## WHAT THE TASK REQUIRES
Reproduce the listing below character for character; drop every image.

## EXERCISE INPUTS
__________________________________________________
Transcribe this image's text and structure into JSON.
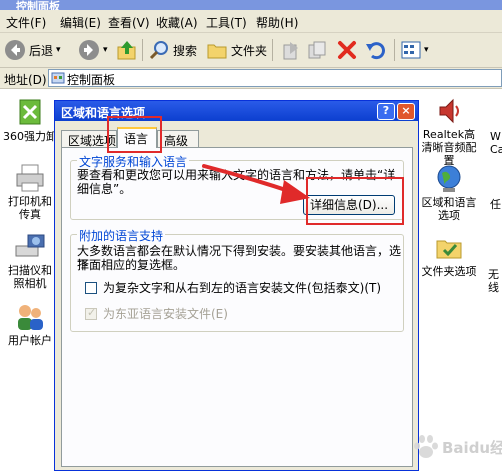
{
  "window": {
    "title": "控制面板"
  },
  "menu": [
    "文件(F)",
    "编辑(E)",
    "查看(V)",
    "收藏(A)",
    "工具(T)",
    "帮助(H)"
  ],
  "toolbar": {
    "back_label": "后退",
    "search_label": "搜索",
    "folders_label": "文件夹"
  },
  "address": {
    "label": "地址(D)",
    "value": "控制面板"
  },
  "icons": {
    "left": [
      {
        "label": "360强力卸"
      },
      {
        "label": "打印机和传真"
      },
      {
        "label": "扫描仪和照相机"
      },
      {
        "label": "用户帐户"
      }
    ],
    "right": [
      {
        "label": "Realtek高清晰音频配置"
      },
      {
        "label": "区域和语言选项"
      },
      {
        "label": "文件夹选项"
      }
    ],
    "edge": [
      "W",
      "Ca",
      "任",
      "无线"
    ]
  },
  "dialog": {
    "title": "区域和语言选项",
    "help_glyph": "?",
    "close_glyph": "×",
    "tabs": [
      "区域选项",
      "语言",
      "高级"
    ],
    "active_tab": 1,
    "group1": {
      "title": "文字服务和输入语言",
      "text": "要查看和更改您可以用来输入文字的语言和方法，请单击“详细信息”。",
      "details_button": "详细信息(D)..."
    },
    "group2": {
      "title": "附加的语言支持",
      "text_line1": "大多数语言都会在默认情况下得到安装。要安装其他语言，选择",
      "text_line2": "下面相应的复选框。",
      "checkbox1": {
        "label": "为复杂文字和从右到左的语言安装文件(包括泰文)(T)",
        "checked": false,
        "enabled": true
      },
      "checkbox2": {
        "label": "为东亚语言安装文件(E)",
        "checked": true,
        "enabled": false
      }
    }
  },
  "watermark": {
    "text": "Baidu经验"
  },
  "colors": {
    "annotation_red": "#e02a2a",
    "title_blue": "#0c3fcf"
  }
}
__________________________________________________
## PROBLEM SOLUTION
Transcribe this image's text and structure into JSON.
{
  "window": {
    "title": "控制面板"
  },
  "menu": [
    "文件(F)",
    "编辑(E)",
    "查看(V)",
    "收藏(A)",
    "工具(T)",
    "帮助(H)"
  ],
  "toolbar": {
    "back_label": "后退",
    "search_label": "搜索",
    "folders_label": "文件夹"
  },
  "address": {
    "label": "地址(D)",
    "value": "控制面板"
  },
  "icons": {
    "left": [
      {
        "label": "360强力卸"
      },
      {
        "label": "打印机和传真"
      },
      {
        "label": "扫描仪和照相机"
      },
      {
        "label": "用户帐户"
      }
    ],
    "right": [
      {
        "label": "Realtek高清晰音频配置"
      },
      {
        "label": "区域和语言选项"
      },
      {
        "label": "文件夹选项"
      }
    ],
    "edge": [
      "W",
      "Ca",
      "任",
      "无线"
    ]
  },
  "dialog": {
    "title": "区域和语言选项",
    "help_glyph": "?",
    "close_glyph": "×",
    "tabs": [
      "区域选项",
      "语言",
      "高级"
    ],
    "active_tab": 1,
    "group1": {
      "title": "文字服务和输入语言",
      "text": "要查看和更改您可以用来输入文字的语言和方法，请单击“详细信息”。",
      "details_button": "详细信息(D)..."
    },
    "group2": {
      "title": "附加的语言支持",
      "text_line1": "大多数语言都会在默认情况下得到安装。要安装其他语言，选择",
      "text_line2": "下面相应的复选框。",
      "checkbox1": {
        "label": "为复杂文字和从右到左的语言安装文件(包括泰文)(T)",
        "checked": false,
        "enabled": true
      },
      "checkbox2": {
        "label": "为东亚语言安装文件(E)",
        "checked": true,
        "enabled": false
      }
    }
  },
  "watermark": {
    "text": "Baidu经验"
  },
  "colors": {
    "annotation_red": "#e02a2a",
    "title_blue": "#0c3fcf"
  }
}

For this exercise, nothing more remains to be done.